> **Supplied data**

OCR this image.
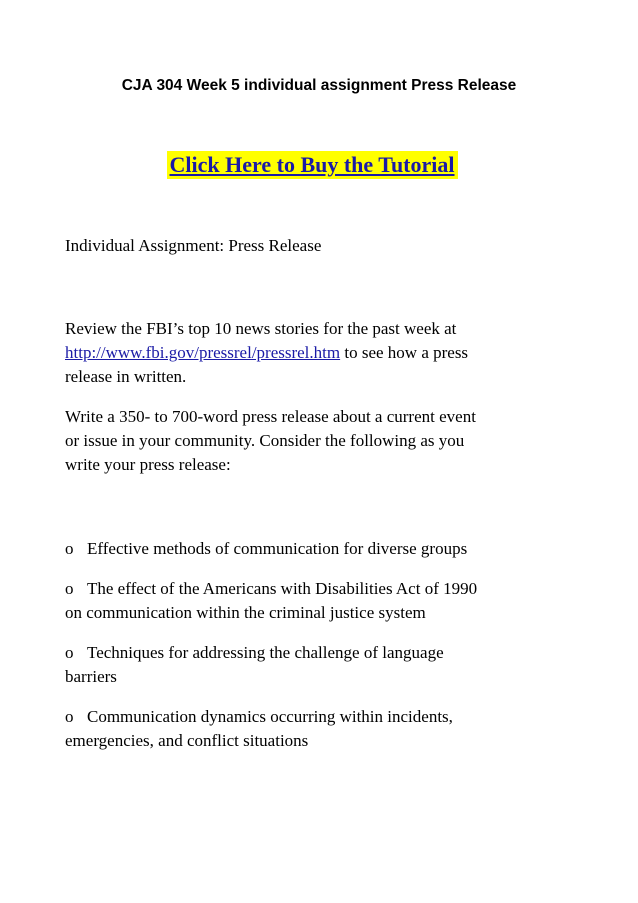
CJA 304 Week 5 individual assignment Press Release
Click Here to Buy the Tutorial
Individual Assignment: Press Release
Review the FBI’s top 10 news stories for the past week at
http://www.fbi.gov/pressrel/pressrel.htm to see how a press
release in written.
Write a 350- to 700-word press release about a current event
or issue in your community. Consider the following as you
write your press release:
o Effective methods of communication for diverse groups
o The effect of the Americans with Disabilities Act of 1990
on communication within the criminal justice system
o Techniques for addressing the challenge of language
barriers
o Communication dynamics occurring within incidents,
emergencies, and conflict situations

> **Exercise**
Output a faithful copy of the data, with each picture left out.

> **The solution**
OCR this image.
CJA 304 Week 5 individual assignment Press Release
Click Here to Buy the Tutorial
Individual Assignment: Press Release
Review the FBI’s top 10 news stories for the past week at
http://www.fbi.gov/pressrel/pressrel.htm to see how a press
release in written.
Write a 350- to 700-word press release about a current event
or issue in your community. Consider the following as you
write your press release:
o Effective methods of communication for diverse groups
o The effect of the Americans with Disabilities Act of 1990
on communication within the criminal justice system
o Techniques for addressing the challenge of language
barriers
o Communication dynamics occurring within incidents,
emergencies, and conflict situations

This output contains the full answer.